# YOUR OBJECTIVE
Please decide whether each statement agrees with the forum thread about terminal operators for sequences, answering yes or no and quoting the exact words that decide it. (a) The window moved through the string is 4 characters wide. (b) The search is for the last position where the window's characters are all unique. (c) The person describing the use case agrees that a loop would probably suit this case better.

What is the best terminal operator for a sequence ...
# getting-started
l
What is the best terminal operator for a sequence if I don't care about the generated sequence (I only use some side effects which happened during sequence computation)? I used
generateSequence { /*...*/ }.forEach { _ -> }
e
I'd use
.count()
c
I only use some side effects which happened during sequence computation
Do you even need a sequence at all, then? It seems like you should either apply those side effects during a
.forEach
block rather than in the generator, or else drop the sequence altogether and just run a normal loop
e
but that's a good point; if your side effects are attached with
.onEach {}
, then just do those in
.forEach {}
instead
l
Good points, maybe I should just explain my use case: I have a long string, where I have kind of a 4-character substring "window" which I move through the string. I'm looking for the first occurrence where the 4-character window has all unique characters. So I have an external variable which keeps the current position of the window, which is incremented inside the sequence generator. The code is here: https://github.com/lukaszkalnik/advent-of-code-2022-day-06/blob/master/src/main/kotlin/Main.kt#L17
I agree that probably in this case a loop would be more suitable. I just really wanted to implement it in a more declarative way.
e
shouldn't you just use
.indexOfFirst { }
to find the index instead of using an external variable?
l
Yes, but then at some point the sequence has to be converted to an
Iterable
.

# LISTED ENTRIES

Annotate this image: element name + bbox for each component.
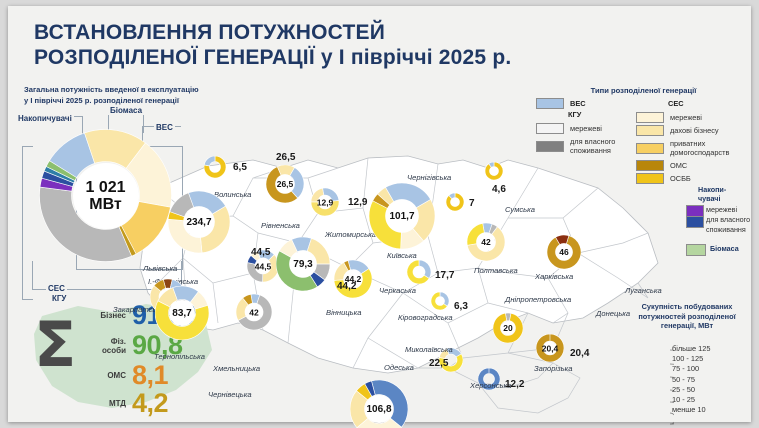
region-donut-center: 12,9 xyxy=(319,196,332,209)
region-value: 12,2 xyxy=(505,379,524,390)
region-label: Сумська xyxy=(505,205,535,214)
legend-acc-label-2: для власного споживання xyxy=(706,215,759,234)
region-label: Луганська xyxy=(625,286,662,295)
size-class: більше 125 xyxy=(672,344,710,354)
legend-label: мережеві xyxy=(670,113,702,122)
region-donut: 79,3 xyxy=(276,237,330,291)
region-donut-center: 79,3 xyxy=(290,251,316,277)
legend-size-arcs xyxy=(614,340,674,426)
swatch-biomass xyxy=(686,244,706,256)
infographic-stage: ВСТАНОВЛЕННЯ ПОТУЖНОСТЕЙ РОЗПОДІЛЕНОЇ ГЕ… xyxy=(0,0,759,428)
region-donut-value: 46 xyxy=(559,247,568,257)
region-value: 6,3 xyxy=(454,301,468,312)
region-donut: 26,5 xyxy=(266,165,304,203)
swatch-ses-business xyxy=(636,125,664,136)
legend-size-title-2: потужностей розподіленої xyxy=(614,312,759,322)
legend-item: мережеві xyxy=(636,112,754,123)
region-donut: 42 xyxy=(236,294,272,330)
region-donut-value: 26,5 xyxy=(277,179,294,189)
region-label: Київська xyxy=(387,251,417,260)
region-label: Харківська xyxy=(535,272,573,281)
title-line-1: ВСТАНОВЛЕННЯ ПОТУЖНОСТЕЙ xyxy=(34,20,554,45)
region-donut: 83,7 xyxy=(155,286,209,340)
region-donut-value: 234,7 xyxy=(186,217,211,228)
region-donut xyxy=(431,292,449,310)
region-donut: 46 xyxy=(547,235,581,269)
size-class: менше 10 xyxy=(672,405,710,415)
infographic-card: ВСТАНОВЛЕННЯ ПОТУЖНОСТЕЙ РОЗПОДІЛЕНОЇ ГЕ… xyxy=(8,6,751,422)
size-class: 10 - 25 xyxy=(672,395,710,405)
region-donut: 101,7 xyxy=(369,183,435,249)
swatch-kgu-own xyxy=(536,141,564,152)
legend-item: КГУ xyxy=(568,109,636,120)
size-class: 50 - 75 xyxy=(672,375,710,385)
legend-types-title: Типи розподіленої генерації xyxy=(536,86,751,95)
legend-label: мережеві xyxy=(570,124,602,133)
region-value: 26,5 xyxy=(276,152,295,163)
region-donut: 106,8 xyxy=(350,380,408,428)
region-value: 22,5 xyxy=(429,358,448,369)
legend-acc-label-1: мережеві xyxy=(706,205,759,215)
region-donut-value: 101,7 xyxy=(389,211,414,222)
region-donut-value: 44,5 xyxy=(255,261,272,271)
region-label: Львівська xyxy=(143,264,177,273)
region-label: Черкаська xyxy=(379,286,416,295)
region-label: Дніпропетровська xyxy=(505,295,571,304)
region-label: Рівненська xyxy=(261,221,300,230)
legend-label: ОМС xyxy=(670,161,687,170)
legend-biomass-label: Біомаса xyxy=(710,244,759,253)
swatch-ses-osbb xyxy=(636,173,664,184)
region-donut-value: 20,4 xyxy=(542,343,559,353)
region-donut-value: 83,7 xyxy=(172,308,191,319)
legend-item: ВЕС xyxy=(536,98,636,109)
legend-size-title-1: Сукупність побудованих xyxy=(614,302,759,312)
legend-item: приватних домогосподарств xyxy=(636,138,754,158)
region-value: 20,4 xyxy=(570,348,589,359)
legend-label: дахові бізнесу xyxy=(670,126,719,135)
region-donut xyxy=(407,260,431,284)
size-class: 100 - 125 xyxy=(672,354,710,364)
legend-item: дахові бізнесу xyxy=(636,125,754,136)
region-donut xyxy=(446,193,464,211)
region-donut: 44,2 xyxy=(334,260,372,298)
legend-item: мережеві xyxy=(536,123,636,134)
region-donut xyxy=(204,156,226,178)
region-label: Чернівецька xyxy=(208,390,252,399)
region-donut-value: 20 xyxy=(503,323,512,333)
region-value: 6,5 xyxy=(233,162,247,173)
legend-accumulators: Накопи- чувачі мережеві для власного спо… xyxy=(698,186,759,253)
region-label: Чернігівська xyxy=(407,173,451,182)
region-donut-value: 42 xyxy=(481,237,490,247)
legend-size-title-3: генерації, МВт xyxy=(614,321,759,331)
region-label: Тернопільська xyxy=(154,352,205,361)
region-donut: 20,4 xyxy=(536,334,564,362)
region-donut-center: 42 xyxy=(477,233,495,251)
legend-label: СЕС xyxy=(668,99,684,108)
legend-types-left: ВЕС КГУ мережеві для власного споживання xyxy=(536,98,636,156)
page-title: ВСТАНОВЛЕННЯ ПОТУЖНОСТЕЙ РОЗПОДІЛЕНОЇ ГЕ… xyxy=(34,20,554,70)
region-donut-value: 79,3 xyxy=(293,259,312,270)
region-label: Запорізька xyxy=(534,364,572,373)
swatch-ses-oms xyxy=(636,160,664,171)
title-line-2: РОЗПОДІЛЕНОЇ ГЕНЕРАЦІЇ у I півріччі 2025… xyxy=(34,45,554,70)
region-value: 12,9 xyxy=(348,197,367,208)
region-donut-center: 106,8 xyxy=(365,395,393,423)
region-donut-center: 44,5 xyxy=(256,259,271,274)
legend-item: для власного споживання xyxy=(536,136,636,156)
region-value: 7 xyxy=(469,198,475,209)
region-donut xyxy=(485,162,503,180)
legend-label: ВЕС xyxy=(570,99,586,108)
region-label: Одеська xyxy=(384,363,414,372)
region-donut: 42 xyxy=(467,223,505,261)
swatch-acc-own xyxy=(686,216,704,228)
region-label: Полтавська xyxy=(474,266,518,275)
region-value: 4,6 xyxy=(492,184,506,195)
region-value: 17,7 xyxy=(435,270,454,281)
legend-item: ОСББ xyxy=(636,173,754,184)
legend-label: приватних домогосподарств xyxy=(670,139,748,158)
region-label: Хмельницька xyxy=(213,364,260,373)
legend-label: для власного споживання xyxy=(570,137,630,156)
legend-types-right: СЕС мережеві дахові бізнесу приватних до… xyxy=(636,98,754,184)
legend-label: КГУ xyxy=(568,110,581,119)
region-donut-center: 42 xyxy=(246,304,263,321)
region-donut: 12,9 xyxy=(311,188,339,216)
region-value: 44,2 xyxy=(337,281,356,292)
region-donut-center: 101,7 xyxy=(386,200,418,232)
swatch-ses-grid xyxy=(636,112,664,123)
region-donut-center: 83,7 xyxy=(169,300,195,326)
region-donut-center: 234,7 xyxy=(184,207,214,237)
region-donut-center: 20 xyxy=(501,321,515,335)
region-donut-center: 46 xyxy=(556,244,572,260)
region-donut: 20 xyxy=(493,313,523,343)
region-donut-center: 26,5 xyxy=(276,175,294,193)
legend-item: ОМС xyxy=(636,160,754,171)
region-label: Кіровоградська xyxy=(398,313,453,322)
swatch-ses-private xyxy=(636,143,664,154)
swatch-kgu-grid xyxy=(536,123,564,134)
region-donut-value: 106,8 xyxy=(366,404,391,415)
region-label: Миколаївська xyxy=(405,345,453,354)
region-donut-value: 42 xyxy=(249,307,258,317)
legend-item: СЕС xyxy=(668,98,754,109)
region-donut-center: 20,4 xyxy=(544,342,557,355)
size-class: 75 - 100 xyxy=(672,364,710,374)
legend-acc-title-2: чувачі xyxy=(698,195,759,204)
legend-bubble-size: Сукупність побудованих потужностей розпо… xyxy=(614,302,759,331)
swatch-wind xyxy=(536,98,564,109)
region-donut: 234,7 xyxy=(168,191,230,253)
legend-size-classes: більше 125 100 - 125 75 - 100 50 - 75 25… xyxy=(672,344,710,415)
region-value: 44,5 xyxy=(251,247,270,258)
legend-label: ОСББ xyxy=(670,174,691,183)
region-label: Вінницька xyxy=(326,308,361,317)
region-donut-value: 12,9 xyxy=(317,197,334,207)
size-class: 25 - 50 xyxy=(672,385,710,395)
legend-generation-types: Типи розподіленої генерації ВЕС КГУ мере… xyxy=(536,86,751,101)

--

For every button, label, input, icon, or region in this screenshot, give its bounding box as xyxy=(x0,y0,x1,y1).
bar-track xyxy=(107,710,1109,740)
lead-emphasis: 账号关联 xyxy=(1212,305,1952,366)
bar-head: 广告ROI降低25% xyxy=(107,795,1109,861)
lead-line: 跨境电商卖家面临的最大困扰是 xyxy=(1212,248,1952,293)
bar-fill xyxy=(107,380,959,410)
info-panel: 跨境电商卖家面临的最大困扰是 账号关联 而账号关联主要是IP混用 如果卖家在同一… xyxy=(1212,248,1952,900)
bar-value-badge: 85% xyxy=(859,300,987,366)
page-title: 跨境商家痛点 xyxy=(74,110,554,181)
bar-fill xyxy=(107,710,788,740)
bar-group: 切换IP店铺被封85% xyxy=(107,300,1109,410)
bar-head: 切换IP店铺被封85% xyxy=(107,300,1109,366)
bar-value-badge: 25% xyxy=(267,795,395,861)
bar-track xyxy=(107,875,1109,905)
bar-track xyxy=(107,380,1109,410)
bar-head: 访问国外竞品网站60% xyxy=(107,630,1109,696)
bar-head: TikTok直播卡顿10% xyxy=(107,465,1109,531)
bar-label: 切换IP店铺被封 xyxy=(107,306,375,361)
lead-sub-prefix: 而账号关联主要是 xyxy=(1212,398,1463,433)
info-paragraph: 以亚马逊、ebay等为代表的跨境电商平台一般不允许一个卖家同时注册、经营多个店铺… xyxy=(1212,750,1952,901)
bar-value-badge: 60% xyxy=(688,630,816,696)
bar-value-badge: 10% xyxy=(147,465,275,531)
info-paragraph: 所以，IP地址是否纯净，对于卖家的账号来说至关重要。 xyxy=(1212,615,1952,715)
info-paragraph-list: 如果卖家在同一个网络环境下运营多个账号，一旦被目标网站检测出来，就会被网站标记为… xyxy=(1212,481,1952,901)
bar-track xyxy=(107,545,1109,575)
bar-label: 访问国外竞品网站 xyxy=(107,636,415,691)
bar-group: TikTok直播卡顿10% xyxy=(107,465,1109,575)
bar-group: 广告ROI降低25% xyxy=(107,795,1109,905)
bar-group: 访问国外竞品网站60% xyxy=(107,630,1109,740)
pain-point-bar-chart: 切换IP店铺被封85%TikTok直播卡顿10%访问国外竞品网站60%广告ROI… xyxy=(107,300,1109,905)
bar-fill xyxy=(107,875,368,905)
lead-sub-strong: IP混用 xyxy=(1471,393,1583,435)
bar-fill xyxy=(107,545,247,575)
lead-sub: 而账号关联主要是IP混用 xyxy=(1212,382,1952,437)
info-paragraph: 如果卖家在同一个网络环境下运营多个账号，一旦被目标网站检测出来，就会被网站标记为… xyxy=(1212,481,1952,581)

# RESULT FOR THIS TASK
(a) Yes: "I have kind of a 4-character substring "window" which I move through the string."
(b) No: "I'm looking for the first occurrence where the 4-character window has all unique characters."
(c) Yes: "I agree that probably in this case a loop would be more suitable."